SHORT EXERCISE - Go through the entries below and retype them exactly, omitting each picture.

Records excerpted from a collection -
** BEGIN **

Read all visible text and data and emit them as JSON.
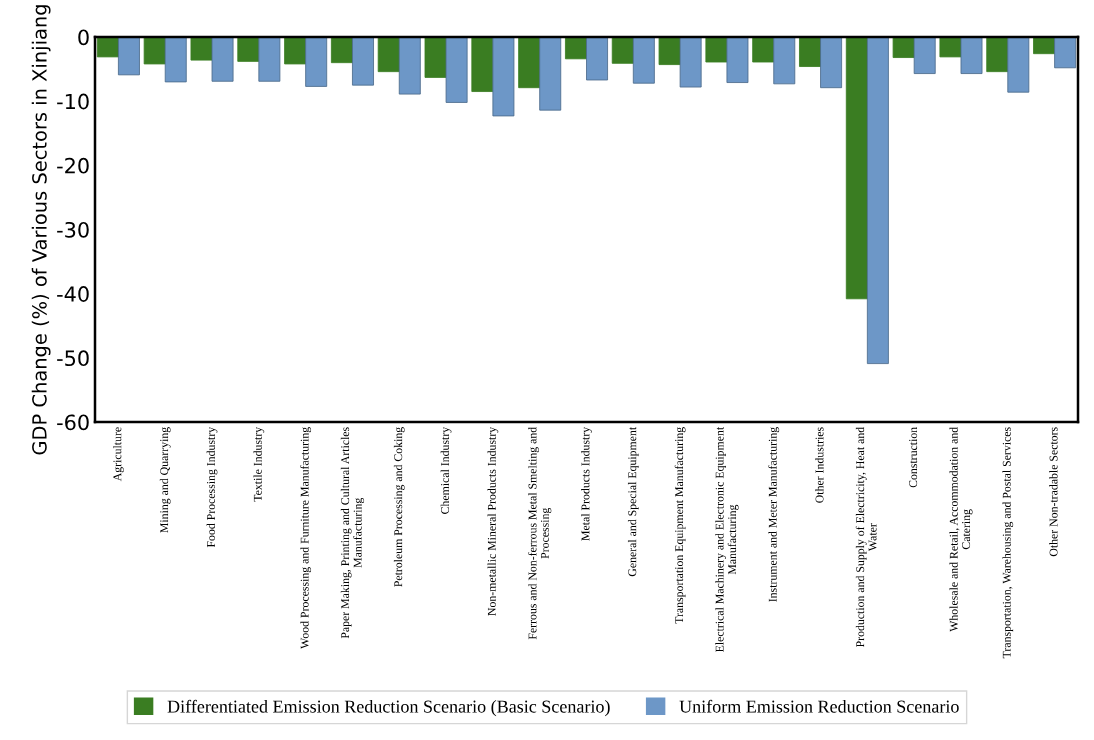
{
  "chart_data": {
    "type": "bar",
    "ylabel": "GDP Change (%) of Various Sectors in Xinjiang",
    "categories": [
      "Agriculture",
      "Mining and Quarrying",
      "Food Processing Industry",
      "Textile Industry",
      "Wood Processing and Furniture Manufacturing",
      "Paper Making, Printing and Cultural Articles\nManufacturing",
      "Petroleum Processing and Coking",
      "Chemical Industry",
      "Non-metallic Mineral Products Industry",
      "Ferrous and Non-ferrous Metal Smelting and\nProcessing",
      "Metal Products Industry",
      "General and Special Equipment",
      "Transportation Equipment Manufacturing",
      "Electrical Machinery and Electronic Equipment\nManufacturing",
      "Instrument and Meter Manufacturing",
      "Other Industries",
      "Production and Supply of Electricity, Heat and\nWater",
      "Construction",
      "Wholesale and Retail, Accommodation and\nCatering",
      "Transportation, Warehousing and Postal Services",
      "Other Non-tradable Sectors"
    ],
    "series": [
      {
        "name": "Differentiated Emission Reduction Scenario (Basic Scenario)",
        "color": "#3a7d22",
        "values": [
          -3.1,
          -4.2,
          -3.6,
          -3.8,
          -4.2,
          -4.0,
          -5.4,
          -6.3,
          -8.5,
          -7.9,
          -3.4,
          -4.1,
          -4.3,
          -3.9,
          -3.9,
          -4.6,
          -40.8,
          -3.2,
          -3.1,
          -5.4,
          -2.6
        ]
      },
      {
        "name": "Uniform Emission Reduction Scenario",
        "color": "#6d97c7",
        "values": [
          -5.9,
          -7.0,
          -6.9,
          -6.9,
          -7.7,
          -7.5,
          -8.9,
          -10.2,
          -12.3,
          -11.4,
          -6.7,
          -7.2,
          -7.8,
          -7.1,
          -7.3,
          -7.9,
          -50.9,
          -5.7,
          -5.7,
          -8.6,
          -4.8
        ]
      }
    ],
    "ylim": [
      -60,
      0
    ],
    "yticks": [
      {
        "value": 0,
        "label": "0"
      },
      {
        "value": -10,
        "label": "-10"
      },
      {
        "value": -20,
        "label": "-20"
      },
      {
        "value": -30,
        "label": "-30"
      },
      {
        "value": -40,
        "label": "-40"
      },
      {
        "value": -50,
        "label": "-50"
      },
      {
        "value": -60,
        "label": "-60"
      }
    ],
    "grid": false,
    "legend": "bottom"
  }
}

** END **

OUTPUT OF THE TASK -
Read all visible text and data and emit them as JSON.
{
  "chart_data": {
    "type": "bar",
    "ylabel": "GDP Change (%) of Various Sectors in Xinjiang",
    "categories": [
      "Agriculture",
      "Mining and Quarrying",
      "Food Processing Industry",
      "Textile Industry",
      "Wood Processing and Furniture Manufacturing",
      "Paper Making, Printing and Cultural Articles\nManufacturing",
      "Petroleum Processing and Coking",
      "Chemical Industry",
      "Non-metallic Mineral Products Industry",
      "Ferrous and Non-ferrous Metal Smelting and\nProcessing",
      "Metal Products Industry",
      "General and Special Equipment",
      "Transportation Equipment Manufacturing",
      "Electrical Machinery and Electronic Equipment\nManufacturing",
      "Instrument and Meter Manufacturing",
      "Other Industries",
      "Production and Supply of Electricity, Heat and\nWater",
      "Construction",
      "Wholesale and Retail, Accommodation and\nCatering",
      "Transportation, Warehousing and Postal Services",
      "Other Non-tradable Sectors"
    ],
    "series": [
      {
        "name": "Differentiated Emission Reduction Scenario (Basic Scenario)",
        "color": "#3a7d22",
        "values": [
          -3.1,
          -4.2,
          -3.6,
          -3.8,
          -4.2,
          -4.0,
          -5.4,
          -6.3,
          -8.5,
          -7.9,
          -3.4,
          -4.1,
          -4.3,
          -3.9,
          -3.9,
          -4.6,
          -40.8,
          -3.2,
          -3.1,
          -5.4,
          -2.6
        ]
      },
      {
        "name": "Uniform Emission Reduction Scenario",
        "color": "#6d97c7",
        "values": [
          -5.9,
          -7.0,
          -6.9,
          -6.9,
          -7.7,
          -7.5,
          -8.9,
          -10.2,
          -12.3,
          -11.4,
          -6.7,
          -7.2,
          -7.8,
          -7.1,
          -7.3,
          -7.9,
          -50.9,
          -5.7,
          -5.7,
          -8.6,
          -4.8
        ]
      }
    ],
    "ylim": [
      -60,
      0
    ],
    "yticks": [
      {
        "value": 0,
        "label": "0"
      },
      {
        "value": -10,
        "label": "-10"
      },
      {
        "value": -20,
        "label": "-20"
      },
      {
        "value": -30,
        "label": "-30"
      },
      {
        "value": -40,
        "label": "-40"
      },
      {
        "value": -50,
        "label": "-50"
      },
      {
        "value": -60,
        "label": "-60"
      }
    ],
    "grid": false,
    "legend": "bottom"
  }
}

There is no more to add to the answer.